Documento ▸
+===+
Religião e política, dois temas mobilizantes, em tese deveriam trafegar em vias paralelas, sem jamais se cruzar. Em tese. No mundo real, o entrelaçamento é frequente, com forte impacto sobre o debate público.

Na atual campanha, esse quadro atingiu um ponto extremo. Em especial, os apoiadores do presidente Jair Bolsonaro (PL), incentivados pelo próprio e por seus aliados mais próximos, têm atravessado a fronteira, gerando fortes ruídos em todo o país. Dois eventos recentes sintetizam essa realidade.

1 . Damares em seu púlpito

Representante da chamada ala mais radical e ideológica do atual governo, a ex-ministra da Mulher, da Família e dos Direitos Humanos Damares Alves, recém-eleita senadora pelo Republicanos do Distrito Federal, denunciou (sem provas, diga-se) que crianças da região Norte do país são traficadas para o exterior e submetidas a mutilações corporais para se submeterem a abusos sexuais.
+===+
Entradas fornecidas ▸
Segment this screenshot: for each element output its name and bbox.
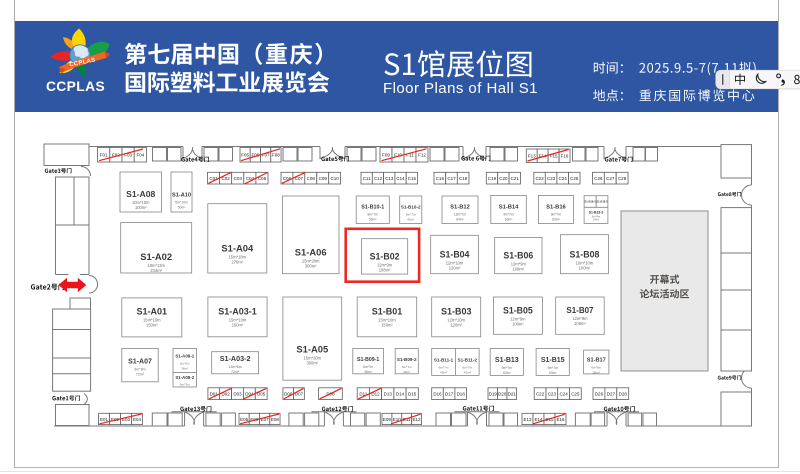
svg-text:108m²: 108m²: [379, 268, 391, 273]
svg-text:150m²: 150m²: [232, 323, 244, 328]
svg-text:100m²: 100m²: [135, 205, 147, 210]
svg-text:C12: C12: [374, 176, 383, 181]
svg-text:270m²: 270m²: [231, 260, 243, 265]
svg-text:C11: C11: [363, 176, 371, 181]
svg-text:E04: E04: [133, 417, 142, 422]
svg-text:E13: E13: [523, 417, 532, 422]
svg-text:63m²: 63m²: [505, 218, 513, 222]
svg-text:E08: E08: [271, 417, 280, 422]
svg-text:F04: F04: [136, 153, 144, 158]
svg-text:E16: E16: [556, 417, 565, 422]
svg-text:6m*7m: 6m*7m: [462, 365, 472, 369]
svg-text:S1-B05: S1-B05: [503, 306, 533, 316]
svg-text:6m*7m: 6m*7m: [439, 365, 449, 369]
svg-text:D14: D14: [396, 391, 405, 396]
svg-text:D21: D21: [508, 391, 517, 396]
svg-text:Floor Plans of Hall S1: Floor Plans of Hall S1: [383, 80, 538, 97]
svg-text:C10: C10: [331, 176, 340, 181]
svg-text:D28: D28: [619, 391, 628, 396]
svg-text:42m²: 42m²: [403, 370, 410, 374]
svg-text:36m²: 36m²: [181, 367, 188, 371]
svg-text:S1-A01: S1-A01: [137, 307, 168, 317]
svg-text:S1-B18-2: S1-B18-2: [596, 200, 608, 204]
svg-text:F01: F01: [100, 153, 108, 158]
svg-text:C25: C25: [571, 391, 580, 396]
svg-text:S1-B04: S1-B04: [440, 250, 470, 260]
svg-text:C22: C22: [535, 176, 544, 181]
svg-text:C06: C06: [283, 176, 292, 181]
svg-text:S1-B10-1: S1-B10-1: [361, 205, 384, 211]
svg-text:12m*7m: 12m*7m: [454, 212, 467, 216]
svg-text:6m*7m: 6m*7m: [402, 365, 412, 369]
svg-text:S1-A10: S1-A10: [172, 193, 191, 199]
svg-text:D18: D18: [457, 391, 466, 396]
svg-text:6m*3m: 6m*3m: [180, 383, 190, 387]
svg-text:E09: E09: [383, 417, 392, 422]
svg-text:C13: C13: [385, 176, 394, 181]
svg-text:S1-B10-2: S1-B10-2: [401, 205, 421, 210]
svg-text:6m*7m: 6m*7m: [406, 212, 416, 216]
svg-text:84m²: 84m²: [456, 218, 464, 222]
svg-text:S1-B09-1: S1-B09-1: [357, 357, 379, 363]
svg-text:S1-B02: S1-B02: [370, 252, 400, 262]
svg-text:42m²: 42m²: [407, 218, 414, 222]
svg-text:9m*7m: 9m*7m: [503, 212, 514, 216]
svg-text:120m²: 120m²: [449, 266, 461, 271]
svg-text:F05: F05: [241, 153, 249, 158]
svg-text:F08: F08: [272, 153, 280, 158]
svg-text:150m²: 150m²: [146, 323, 158, 328]
svg-text:S1-A09-1: S1-A09-1: [175, 354, 194, 359]
svg-text:S1-B16: S1-B16: [546, 205, 566, 211]
svg-text:C23: C23: [547, 176, 556, 181]
svg-text:S1-B06: S1-B06: [503, 251, 533, 261]
svg-text:56m²: 56m²: [369, 218, 377, 222]
svg-text:C03: C03: [234, 176, 243, 181]
svg-text:S1-B15: S1-B15: [541, 357, 565, 364]
svg-text:150m²: 150m²: [381, 323, 393, 328]
svg-text:D26: D26: [595, 391, 604, 396]
svg-text:234m²: 234m²: [150, 268, 162, 273]
svg-text:8m*7m: 8m*7m: [363, 365, 373, 369]
svg-text:C27: C27: [606, 176, 615, 181]
svg-text:E05: E05: [240, 417, 249, 422]
svg-text:S1-A07: S1-A07: [128, 359, 152, 366]
svg-text:S1-B09-2: S1-B09-2: [397, 357, 417, 362]
svg-text:8m*7m: 8m*7m: [368, 212, 379, 216]
svg-text:108m²: 108m²: [574, 321, 586, 326]
svg-text:72m²: 72m²: [231, 370, 240, 374]
svg-text:108m²: 108m²: [512, 322, 524, 327]
svg-text:S1-B01: S1-B01: [372, 307, 403, 317]
svg-text:S1-A06: S1-A06: [295, 247, 327, 258]
svg-text:E01: E01: [100, 417, 109, 422]
svg-text:C22: C22: [536, 391, 545, 396]
svg-text:S1-B18-1: S1-B18-1: [585, 200, 597, 204]
svg-text:108m²: 108m²: [513, 267, 525, 272]
svg-text:S1-B14: S1-B14: [499, 205, 519, 211]
svg-text:50m²: 50m²: [178, 206, 187, 210]
svg-text:D17: D17: [445, 391, 454, 396]
svg-text:C26: C26: [594, 176, 603, 181]
svg-text:D19: D19: [489, 391, 498, 396]
svg-text:56m²: 56m²: [365, 370, 372, 374]
svg-text:300m²: 300m²: [306, 361, 318, 366]
svg-text:9m*7m: 9m*7m: [502, 366, 513, 370]
svg-text:CCPLAS: CCPLAS: [46, 79, 105, 94]
svg-text:C24: C24: [559, 176, 568, 181]
svg-text:C25: C25: [570, 176, 579, 181]
svg-text:42m²: 42m²: [464, 371, 471, 375]
svg-text:C19: C19: [488, 176, 497, 181]
svg-text:5m*10m: 5m*10m: [175, 200, 188, 204]
svg-text:C24: C24: [559, 391, 568, 396]
svg-text:12m*6m: 12m*6m: [228, 365, 241, 369]
svg-text:D15: D15: [408, 391, 417, 396]
svg-text:C09: C09: [319, 176, 328, 181]
svg-text:D06: D06: [284, 391, 293, 396]
svg-text:S1-B11-2: S1-B11-2: [458, 358, 478, 363]
svg-text:D27: D27: [607, 391, 616, 396]
svg-text:9m*7m: 9m*7m: [547, 366, 558, 370]
svg-text:S1-B18-3: S1-B18-3: [589, 211, 604, 215]
svg-text:S1-B08: S1-B08: [570, 250, 600, 260]
svg-text:F16: F16: [561, 154, 569, 159]
svg-text:F09: F09: [382, 153, 390, 158]
svg-text:C20: C20: [499, 176, 508, 181]
svg-text:100m²: 100m²: [579, 266, 591, 271]
svg-text:D03: D03: [233, 391, 242, 396]
svg-text:S1-A08: S1-A08: [126, 189, 155, 199]
svg-text:C21: C21: [511, 176, 520, 181]
svg-text:24m²: 24m²: [593, 218, 599, 222]
svg-text:S1-B11-1: S1-B11-1: [434, 358, 454, 363]
svg-text:63m²: 63m²: [552, 218, 560, 222]
svg-text:300m²: 300m²: [305, 264, 317, 269]
svg-text:C18: C18: [459, 176, 468, 181]
svg-text:63m²: 63m²: [503, 371, 511, 375]
svg-text:C28: C28: [618, 176, 627, 181]
svg-text:6m*6m: 6m*6m: [180, 361, 190, 365]
svg-text:C17: C17: [447, 176, 456, 181]
svg-text:D13: D13: [384, 391, 393, 396]
svg-text:120m²: 120m²: [450, 323, 462, 328]
svg-text:S1-A03-1: S1-A03-1: [218, 307, 257, 317]
svg-text:C14: C14: [396, 176, 405, 181]
svg-text:C16: C16: [436, 176, 445, 181]
svg-text:6m*6m: 6m*6m: [591, 365, 601, 369]
svg-text:9m*7m: 9m*7m: [551, 212, 562, 216]
svg-text:E12: E12: [413, 417, 422, 422]
svg-text:S1-A04: S1-A04: [221, 243, 254, 254]
svg-text:42m²: 42m²: [440, 371, 447, 375]
svg-text:S1-B03: S1-B03: [441, 307, 472, 317]
svg-text:D16: D16: [433, 391, 442, 396]
svg-text:S1-B07: S1-B07: [566, 306, 594, 315]
svg-text:S1-A03-2: S1-A03-2: [220, 354, 251, 363]
svg-text:C08: C08: [307, 176, 316, 181]
svg-text:S1-A02: S1-A02: [140, 251, 172, 262]
svg-text:S1-B17: S1-B17: [587, 358, 606, 364]
svg-text:S1-B12: S1-B12: [450, 205, 470, 211]
svg-text:C15: C15: [408, 176, 417, 181]
svg-text:F13: F13: [528, 154, 536, 159]
svg-text:63m²: 63m²: [549, 371, 557, 375]
svg-text:S1-A05: S1-A05: [296, 344, 328, 355]
svg-text:S1-A09-2: S1-A09-2: [175, 375, 194, 380]
svg-text:D20: D20: [498, 391, 507, 396]
svg-text:9m*8m: 9m*8m: [134, 367, 145, 371]
svg-text:C23: C23: [548, 391, 557, 396]
svg-text:F12: F12: [418, 153, 426, 158]
svg-text:36m²: 36m²: [593, 371, 600, 375]
svg-text:S1-B13: S1-B13: [495, 357, 519, 364]
svg-text:72m²: 72m²: [136, 373, 145, 377]
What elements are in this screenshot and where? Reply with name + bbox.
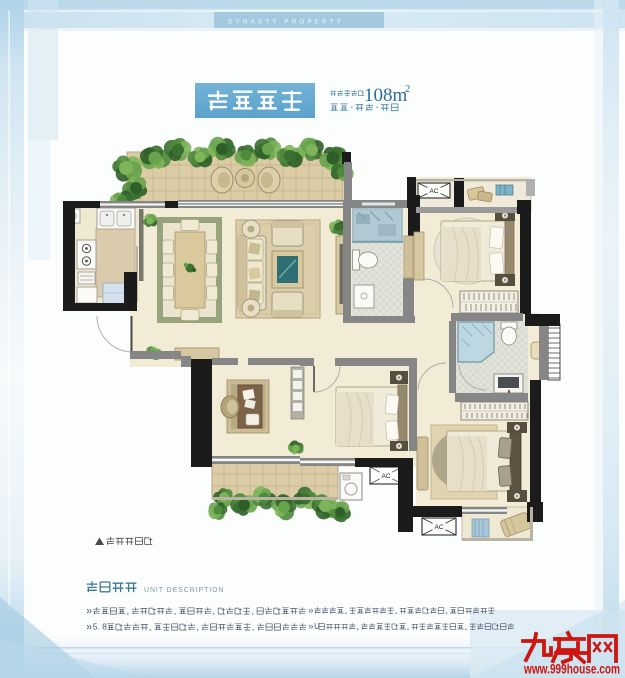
- svg-text:2: 2: [405, 84, 410, 95]
- svg-text:AC: AC: [429, 188, 438, 195]
- svg-text:8: 8: [102, 622, 107, 632]
- svg-text:108m: 108m: [364, 85, 408, 106]
- svg-text:UNIT DESCRIPTION: UNIT DESCRIPTION: [144, 587, 224, 594]
- svg-text:DYNASTY PROPERTY: DYNASTY PROPERTY: [228, 19, 344, 26]
- svg-text:.: .: [97, 622, 99, 632]
- svg-text:AC: AC: [434, 524, 443, 531]
- svg-text:www.999house.com: www.999house.com: [523, 662, 620, 677]
- svg-text:AC: AC: [381, 473, 390, 480]
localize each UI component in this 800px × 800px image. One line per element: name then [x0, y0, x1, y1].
+===+
Tarefas propostas ▸
A. No texto sobre religião e política, reescreva o trecho que começa nas palavras "Religião e política, dois" e termina após "sintetizam essa realidade.", trocando "campanha" por "eleição".
B. Indique se cada afirmação abaixo está de acordo com o texto sobre religião e política. Responda sim ou não e cite as palavras do texto que decidem a resposta.
(i) Damares Alves foi eleita senadora pelo Republicanos do Distrito Federal.
(ii) Damares Alves apresentou provas ao fazer sua denúncia.
(iii) No mundo real, religião e política nunca se cruzam.
C. Segundo o texto sobre religião e política, quais áreas compõem o nome do ministério do qual Damares Alves foi ministra? Liste todas.
As entradas não guardam relação com o texto sobre religião e política.

Respostas ▸
A.
Religião e política, dois temas mobilizantes, em tese deveriam trafegar em vias paralelas, sem jamais se cruzar. Em tese. No mundo real, o entrelaçamento é frequente, com forte impacto sobre o debate público.

Na atual eleição, esse quadro atingiu um ponto extremo. Em especial, os apoiadores do presidente Jair Bolsonaro (PL), incentivados pelo próprio e por seus aliados mais próximos, têm atravessado a fronteira, gerando fortes ruídos em todo o país. Dois eventos recentes sintetizam essa realidade.

B.
(i) Sim: "recém-eleita senadora pelo Republicanos do Distrito Federal".
(ii) Não: "denunciou (sem provas, diga-se)".
(iii) Não: "No mundo real, o entrelaçamento é frequente".

C. Mulher; Família; Direitos Humanos